All of the records listed below should be retyped exactly.

[Stored items]
-*-*-

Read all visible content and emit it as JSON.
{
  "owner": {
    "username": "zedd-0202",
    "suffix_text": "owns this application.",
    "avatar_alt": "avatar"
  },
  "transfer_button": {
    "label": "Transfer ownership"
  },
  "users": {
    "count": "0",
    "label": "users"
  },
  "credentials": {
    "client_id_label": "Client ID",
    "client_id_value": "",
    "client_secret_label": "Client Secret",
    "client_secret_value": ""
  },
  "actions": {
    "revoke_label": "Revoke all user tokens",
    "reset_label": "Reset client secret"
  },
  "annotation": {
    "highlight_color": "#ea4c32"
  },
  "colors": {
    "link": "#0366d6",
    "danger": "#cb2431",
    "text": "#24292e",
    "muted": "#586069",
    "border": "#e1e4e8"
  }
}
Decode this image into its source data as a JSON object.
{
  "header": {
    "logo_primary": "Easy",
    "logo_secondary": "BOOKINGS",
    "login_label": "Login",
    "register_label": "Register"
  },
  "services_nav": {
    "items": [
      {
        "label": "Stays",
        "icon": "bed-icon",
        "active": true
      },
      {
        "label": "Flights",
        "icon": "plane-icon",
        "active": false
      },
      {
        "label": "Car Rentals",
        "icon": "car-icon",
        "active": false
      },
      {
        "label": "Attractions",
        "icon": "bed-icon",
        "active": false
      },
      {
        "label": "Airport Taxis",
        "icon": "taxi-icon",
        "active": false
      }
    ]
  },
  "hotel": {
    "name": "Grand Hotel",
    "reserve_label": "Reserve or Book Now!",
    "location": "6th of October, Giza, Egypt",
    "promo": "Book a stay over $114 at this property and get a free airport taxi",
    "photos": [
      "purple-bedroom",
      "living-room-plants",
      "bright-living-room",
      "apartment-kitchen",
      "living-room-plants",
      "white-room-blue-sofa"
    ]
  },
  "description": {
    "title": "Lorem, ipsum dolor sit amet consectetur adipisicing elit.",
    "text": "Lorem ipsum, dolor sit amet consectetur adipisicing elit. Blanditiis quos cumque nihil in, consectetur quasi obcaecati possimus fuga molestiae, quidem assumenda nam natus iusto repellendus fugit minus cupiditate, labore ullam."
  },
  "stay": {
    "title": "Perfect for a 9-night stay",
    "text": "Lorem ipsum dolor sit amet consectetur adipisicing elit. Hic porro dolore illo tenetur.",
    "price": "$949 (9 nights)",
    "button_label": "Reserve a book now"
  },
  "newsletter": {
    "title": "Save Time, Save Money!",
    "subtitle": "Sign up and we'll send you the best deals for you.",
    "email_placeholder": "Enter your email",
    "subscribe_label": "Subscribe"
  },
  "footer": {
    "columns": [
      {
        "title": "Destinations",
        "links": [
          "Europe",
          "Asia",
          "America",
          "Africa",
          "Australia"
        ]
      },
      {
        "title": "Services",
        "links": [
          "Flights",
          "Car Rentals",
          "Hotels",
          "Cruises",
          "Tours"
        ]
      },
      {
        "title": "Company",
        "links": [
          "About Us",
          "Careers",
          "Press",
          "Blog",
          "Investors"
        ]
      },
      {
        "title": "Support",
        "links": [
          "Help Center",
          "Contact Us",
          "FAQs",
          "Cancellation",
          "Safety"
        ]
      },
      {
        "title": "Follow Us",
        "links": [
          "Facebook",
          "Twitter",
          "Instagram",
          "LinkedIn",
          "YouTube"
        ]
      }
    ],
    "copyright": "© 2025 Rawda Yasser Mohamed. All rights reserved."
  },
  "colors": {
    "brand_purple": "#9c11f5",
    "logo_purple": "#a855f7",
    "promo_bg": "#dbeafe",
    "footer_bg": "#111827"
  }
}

-*-*-

> **Solution to the exercise**:
Read all visible content and emit it as JSON.
{
  "owner": {
    "username": "zedd-0202",
    "suffix_text": "owns this application.",
    "avatar_alt": "avatar"
  },
  "transfer_button": {
    "label": "Transfer ownership"
  },
  "users": {
    "count": "0",
    "label": "users"
  },
  "credentials": {
    "client_id_label": "Client ID",
    "client_id_value": "",
    "client_secret_label": "Client Secret",
    "client_secret_value": ""
  },
  "actions": {
    "revoke_label": "Revoke all user tokens",
    "reset_label": "Reset client secret"
  },
  "annotation": {
    "highlight_color": "#ea4c32"
  },
  "colors": {
    "link": "#0366d6",
    "danger": "#cb2431",
    "text": "#24292e",
    "muted": "#586069",
    "border": "#e1e4e8"
  }
}
Decode this image into its source data as a JSON object.
{
  "header": {
    "logo_primary": "Easy",
    "logo_secondary": "BOOKINGS",
    "login_label": "Login",
    "register_label": "Register"
  },
  "services_nav": {
    "items": [
      {
        "label": "Stays",
        "icon": "bed-icon",
        "active": true
      },
      {
        "label": "Flights",
        "icon": "plane-icon",
        "active": false
      },
      {
        "label": "Car Rentals",
        "icon": "car-icon",
        "active": false
      },
      {
        "label": "Attractions",
        "icon": "bed-icon",
        "active": false
      },
      {
        "label": "Airport Taxis",
        "icon": "taxi-icon",
        "active": false
      }
    ]
  },
  "hotel": {
    "name": "Grand Hotel",
    "reserve_label": "Reserve or Book Now!",
    "location": "6th of October, Giza, Egypt",
    "promo": "Book a stay over $114 at this property and get a free airport taxi",
    "photos": [
      "purple-bedroom",
      "living-room-plants",
      "bright-living-room",
      "apartment-kitchen",
      "living-room-plants",
      "white-room-blue-sofa"
    ]
  },
  "description": {
    "title": "Lorem, ipsum dolor sit amet consectetur adipisicing elit.",
    "text": "Lorem ipsum, dolor sit amet consectetur adipisicing elit. Blanditiis quos cumque nihil in, consectetur quasi obcaecati possimus fuga molestiae, quidem assumenda nam natus iusto repellendus fugit minus cupiditate, labore ullam."
  },
  "stay": {
    "title": "Perfect for a 9-night stay",
    "text": "Lorem ipsum dolor sit amet consectetur adipisicing elit. Hic porro dolore illo tenetur.",
    "price": "$949 (9 nights)",
    "button_label": "Reserve a book now"
  },
  "newsletter": {
    "title": "Save Time, Save Money!",
    "subtitle": "Sign up and we'll send you the best deals for you.",
    "email_placeholder": "Enter your email",
    "subscribe_label": "Subscribe"
  },
  "footer": {
    "columns": [
      {
        "title": "Destinations",
        "links": [
          "Europe",
          "Asia",
          "America",
          "Africa",
          "Australia"
        ]
      },
      {
        "title": "Services",
        "links": [
          "Flights",
          "Car Rentals",
          "Hotels",
          "Cruises",
          "Tours"
        ]
      },
      {
        "title": "Company",
        "links": [
          "About Us",
          "Careers",
          "Press",
          "Blog",
          "Investors"
        ]
      },
      {
        "title": "Support",
        "links": [
          "Help Center",
          "Contact Us",
          "FAQs",
          "Cancellation",
          "Safety"
        ]
      },
      {
        "title": "Follow Us",
        "links": [
          "Facebook",
          "Twitter",
          "Instagram",
          "LinkedIn",
          "YouTube"
        ]
      }
    ],
    "copyright": "© 2025 Rawda Yasser Mohamed. All rights reserved."
  },
  "colors": {
    "brand_purple": "#9c11f5",
    "logo_purple": "#a855f7",
    "promo_bg": "#dbeafe",
    "footer_bg": "#111827"
  }
}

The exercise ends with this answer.